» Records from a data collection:
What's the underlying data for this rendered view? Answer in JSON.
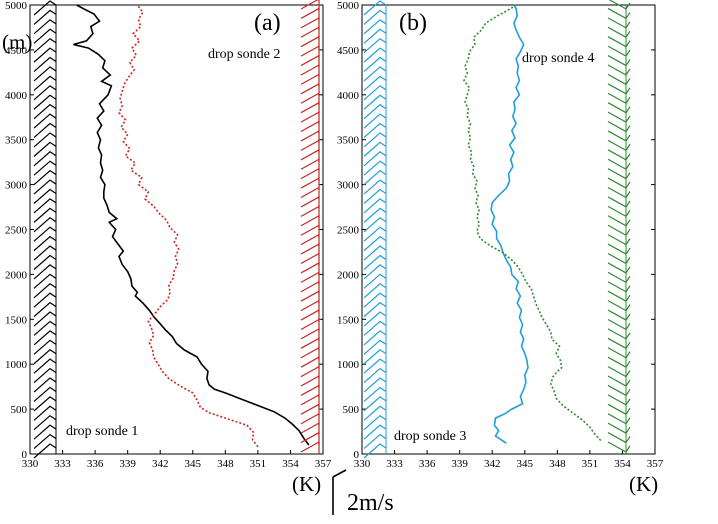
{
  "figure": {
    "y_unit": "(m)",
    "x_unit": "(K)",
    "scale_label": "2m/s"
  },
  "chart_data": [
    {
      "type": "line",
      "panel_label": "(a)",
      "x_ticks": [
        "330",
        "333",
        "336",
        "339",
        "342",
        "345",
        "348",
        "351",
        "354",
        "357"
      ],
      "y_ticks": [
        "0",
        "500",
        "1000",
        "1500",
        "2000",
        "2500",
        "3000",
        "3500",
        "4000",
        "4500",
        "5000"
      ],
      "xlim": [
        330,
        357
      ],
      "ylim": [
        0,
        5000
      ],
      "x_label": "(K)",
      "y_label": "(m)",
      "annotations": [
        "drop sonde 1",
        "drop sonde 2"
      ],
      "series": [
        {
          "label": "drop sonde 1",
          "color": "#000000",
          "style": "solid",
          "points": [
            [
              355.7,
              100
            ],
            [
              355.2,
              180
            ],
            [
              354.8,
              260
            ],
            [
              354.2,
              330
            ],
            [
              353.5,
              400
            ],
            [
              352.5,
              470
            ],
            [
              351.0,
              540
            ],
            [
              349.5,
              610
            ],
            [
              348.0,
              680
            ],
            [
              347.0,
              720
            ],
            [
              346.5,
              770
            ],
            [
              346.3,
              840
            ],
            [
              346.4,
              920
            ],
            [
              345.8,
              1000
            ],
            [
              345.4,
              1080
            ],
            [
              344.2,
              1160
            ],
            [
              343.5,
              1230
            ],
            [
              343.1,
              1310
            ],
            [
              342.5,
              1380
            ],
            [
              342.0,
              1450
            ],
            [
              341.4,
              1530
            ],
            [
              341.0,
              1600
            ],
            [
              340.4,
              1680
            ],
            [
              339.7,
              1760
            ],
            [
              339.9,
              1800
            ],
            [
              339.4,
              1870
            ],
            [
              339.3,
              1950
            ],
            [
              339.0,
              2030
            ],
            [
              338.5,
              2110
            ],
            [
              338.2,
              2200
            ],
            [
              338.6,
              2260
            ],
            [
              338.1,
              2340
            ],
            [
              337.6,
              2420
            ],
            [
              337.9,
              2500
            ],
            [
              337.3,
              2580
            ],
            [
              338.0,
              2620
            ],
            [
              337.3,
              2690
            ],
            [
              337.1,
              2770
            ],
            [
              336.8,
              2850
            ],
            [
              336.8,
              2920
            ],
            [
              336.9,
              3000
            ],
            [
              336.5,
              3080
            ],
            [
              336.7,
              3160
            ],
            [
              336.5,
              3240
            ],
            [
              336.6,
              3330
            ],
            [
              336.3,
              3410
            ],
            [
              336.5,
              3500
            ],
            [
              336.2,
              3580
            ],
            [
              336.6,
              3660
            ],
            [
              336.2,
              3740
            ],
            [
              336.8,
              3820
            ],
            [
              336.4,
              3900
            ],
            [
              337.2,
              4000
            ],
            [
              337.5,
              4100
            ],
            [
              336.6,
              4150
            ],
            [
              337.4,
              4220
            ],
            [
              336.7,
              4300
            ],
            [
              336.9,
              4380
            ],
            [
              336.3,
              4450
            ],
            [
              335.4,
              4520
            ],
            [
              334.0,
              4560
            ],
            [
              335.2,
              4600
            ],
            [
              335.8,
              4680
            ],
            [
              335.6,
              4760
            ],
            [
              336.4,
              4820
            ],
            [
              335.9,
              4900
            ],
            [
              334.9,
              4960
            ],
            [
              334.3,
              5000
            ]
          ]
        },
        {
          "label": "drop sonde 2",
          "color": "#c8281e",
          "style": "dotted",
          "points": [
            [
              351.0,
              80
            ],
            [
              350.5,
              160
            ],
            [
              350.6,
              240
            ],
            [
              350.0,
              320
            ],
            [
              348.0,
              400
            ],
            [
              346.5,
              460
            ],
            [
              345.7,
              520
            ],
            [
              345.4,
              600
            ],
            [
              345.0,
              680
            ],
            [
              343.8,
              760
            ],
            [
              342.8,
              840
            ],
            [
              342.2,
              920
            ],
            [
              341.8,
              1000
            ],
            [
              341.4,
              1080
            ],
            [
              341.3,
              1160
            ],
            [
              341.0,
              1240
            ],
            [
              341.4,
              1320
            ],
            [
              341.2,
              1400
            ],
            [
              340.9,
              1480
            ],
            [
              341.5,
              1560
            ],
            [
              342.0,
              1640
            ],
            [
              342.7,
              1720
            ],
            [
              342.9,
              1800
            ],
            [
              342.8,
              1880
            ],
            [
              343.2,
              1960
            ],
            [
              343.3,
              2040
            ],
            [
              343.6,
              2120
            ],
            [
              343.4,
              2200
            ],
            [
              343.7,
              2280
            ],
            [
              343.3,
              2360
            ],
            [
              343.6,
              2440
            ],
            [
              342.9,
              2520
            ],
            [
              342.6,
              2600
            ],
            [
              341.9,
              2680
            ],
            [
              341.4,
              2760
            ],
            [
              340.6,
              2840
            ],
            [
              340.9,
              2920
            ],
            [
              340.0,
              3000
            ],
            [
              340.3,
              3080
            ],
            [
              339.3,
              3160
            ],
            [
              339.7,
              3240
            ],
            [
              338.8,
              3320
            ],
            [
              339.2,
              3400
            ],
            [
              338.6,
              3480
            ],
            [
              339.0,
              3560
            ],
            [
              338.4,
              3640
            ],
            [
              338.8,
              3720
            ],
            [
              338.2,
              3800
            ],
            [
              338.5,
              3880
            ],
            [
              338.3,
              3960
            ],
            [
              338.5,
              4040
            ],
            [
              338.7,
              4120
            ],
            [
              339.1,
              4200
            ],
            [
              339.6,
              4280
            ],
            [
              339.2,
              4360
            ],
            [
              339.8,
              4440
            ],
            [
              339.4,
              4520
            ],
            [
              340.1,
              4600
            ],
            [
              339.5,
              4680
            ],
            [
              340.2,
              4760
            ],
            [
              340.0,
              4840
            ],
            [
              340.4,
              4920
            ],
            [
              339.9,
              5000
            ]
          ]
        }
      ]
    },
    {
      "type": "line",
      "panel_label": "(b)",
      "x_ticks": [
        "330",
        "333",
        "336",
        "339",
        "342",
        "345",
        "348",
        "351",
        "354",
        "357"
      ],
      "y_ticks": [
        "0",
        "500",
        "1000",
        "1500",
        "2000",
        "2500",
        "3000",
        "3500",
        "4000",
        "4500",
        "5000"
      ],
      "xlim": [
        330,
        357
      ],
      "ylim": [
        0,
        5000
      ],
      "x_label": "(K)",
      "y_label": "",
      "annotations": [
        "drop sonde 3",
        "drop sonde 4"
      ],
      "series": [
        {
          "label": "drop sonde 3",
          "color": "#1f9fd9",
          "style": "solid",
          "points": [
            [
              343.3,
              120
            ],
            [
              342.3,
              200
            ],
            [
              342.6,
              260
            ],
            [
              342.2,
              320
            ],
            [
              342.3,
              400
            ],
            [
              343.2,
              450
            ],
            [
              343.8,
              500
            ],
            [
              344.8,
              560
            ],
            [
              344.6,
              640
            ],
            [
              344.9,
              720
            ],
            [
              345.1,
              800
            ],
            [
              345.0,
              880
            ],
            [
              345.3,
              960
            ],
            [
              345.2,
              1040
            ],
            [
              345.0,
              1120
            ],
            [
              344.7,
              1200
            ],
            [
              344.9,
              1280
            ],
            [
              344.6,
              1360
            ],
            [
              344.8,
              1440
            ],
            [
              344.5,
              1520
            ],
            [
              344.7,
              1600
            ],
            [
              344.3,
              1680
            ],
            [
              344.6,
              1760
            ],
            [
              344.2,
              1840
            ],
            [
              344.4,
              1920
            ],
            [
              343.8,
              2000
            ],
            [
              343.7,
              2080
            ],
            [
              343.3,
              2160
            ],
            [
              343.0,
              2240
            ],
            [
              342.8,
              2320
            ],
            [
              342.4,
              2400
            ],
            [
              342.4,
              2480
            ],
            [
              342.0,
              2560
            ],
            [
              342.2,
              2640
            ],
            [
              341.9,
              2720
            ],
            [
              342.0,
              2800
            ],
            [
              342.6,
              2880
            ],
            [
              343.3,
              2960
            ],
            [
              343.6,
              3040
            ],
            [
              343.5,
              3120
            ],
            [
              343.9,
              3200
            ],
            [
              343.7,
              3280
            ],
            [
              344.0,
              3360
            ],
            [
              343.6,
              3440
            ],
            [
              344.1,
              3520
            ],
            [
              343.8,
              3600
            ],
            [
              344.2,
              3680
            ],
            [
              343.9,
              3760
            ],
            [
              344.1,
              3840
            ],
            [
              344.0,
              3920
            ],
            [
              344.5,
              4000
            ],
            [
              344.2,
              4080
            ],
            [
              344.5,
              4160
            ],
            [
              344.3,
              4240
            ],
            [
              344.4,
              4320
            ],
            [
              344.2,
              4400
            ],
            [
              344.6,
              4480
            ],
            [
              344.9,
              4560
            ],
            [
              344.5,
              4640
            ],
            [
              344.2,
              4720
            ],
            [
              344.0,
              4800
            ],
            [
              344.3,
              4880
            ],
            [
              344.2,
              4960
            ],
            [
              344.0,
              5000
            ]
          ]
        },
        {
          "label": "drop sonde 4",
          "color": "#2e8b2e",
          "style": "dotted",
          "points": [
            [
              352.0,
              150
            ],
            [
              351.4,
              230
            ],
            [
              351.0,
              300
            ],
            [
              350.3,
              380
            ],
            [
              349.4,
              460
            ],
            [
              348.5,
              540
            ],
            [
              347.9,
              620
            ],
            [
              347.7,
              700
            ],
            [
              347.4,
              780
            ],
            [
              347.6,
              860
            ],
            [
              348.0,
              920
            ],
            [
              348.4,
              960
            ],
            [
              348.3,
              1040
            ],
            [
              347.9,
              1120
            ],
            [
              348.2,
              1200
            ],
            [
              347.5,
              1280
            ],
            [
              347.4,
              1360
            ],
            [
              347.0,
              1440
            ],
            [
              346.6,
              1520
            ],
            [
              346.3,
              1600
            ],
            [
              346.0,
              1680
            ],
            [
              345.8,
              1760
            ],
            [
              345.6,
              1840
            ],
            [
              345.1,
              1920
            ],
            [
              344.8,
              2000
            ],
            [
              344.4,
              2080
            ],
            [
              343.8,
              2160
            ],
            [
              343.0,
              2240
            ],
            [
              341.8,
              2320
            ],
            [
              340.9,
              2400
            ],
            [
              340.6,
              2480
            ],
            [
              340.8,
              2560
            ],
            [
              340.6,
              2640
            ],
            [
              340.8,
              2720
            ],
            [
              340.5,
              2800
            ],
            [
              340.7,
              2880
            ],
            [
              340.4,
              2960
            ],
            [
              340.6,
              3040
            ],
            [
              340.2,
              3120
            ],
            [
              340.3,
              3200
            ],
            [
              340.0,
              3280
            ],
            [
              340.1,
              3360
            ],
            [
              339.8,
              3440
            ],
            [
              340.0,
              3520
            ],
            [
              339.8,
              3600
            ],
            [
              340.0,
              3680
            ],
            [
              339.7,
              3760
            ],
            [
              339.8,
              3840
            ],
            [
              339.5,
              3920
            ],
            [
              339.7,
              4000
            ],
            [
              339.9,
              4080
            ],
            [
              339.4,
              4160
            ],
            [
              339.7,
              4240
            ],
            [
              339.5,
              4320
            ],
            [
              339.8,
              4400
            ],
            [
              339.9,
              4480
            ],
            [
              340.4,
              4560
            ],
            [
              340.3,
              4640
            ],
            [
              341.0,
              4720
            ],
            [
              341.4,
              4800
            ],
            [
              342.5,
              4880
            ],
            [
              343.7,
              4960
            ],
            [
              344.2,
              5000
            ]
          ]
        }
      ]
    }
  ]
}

» Task prompt:
Scan the material for lines with the word "color", and copy each line you find.

» Response to this exercise:
          "color": "#000000",
          "color": "#c8281e",
          "color": "#1f9fd9",
          "color": "#2e8b2e",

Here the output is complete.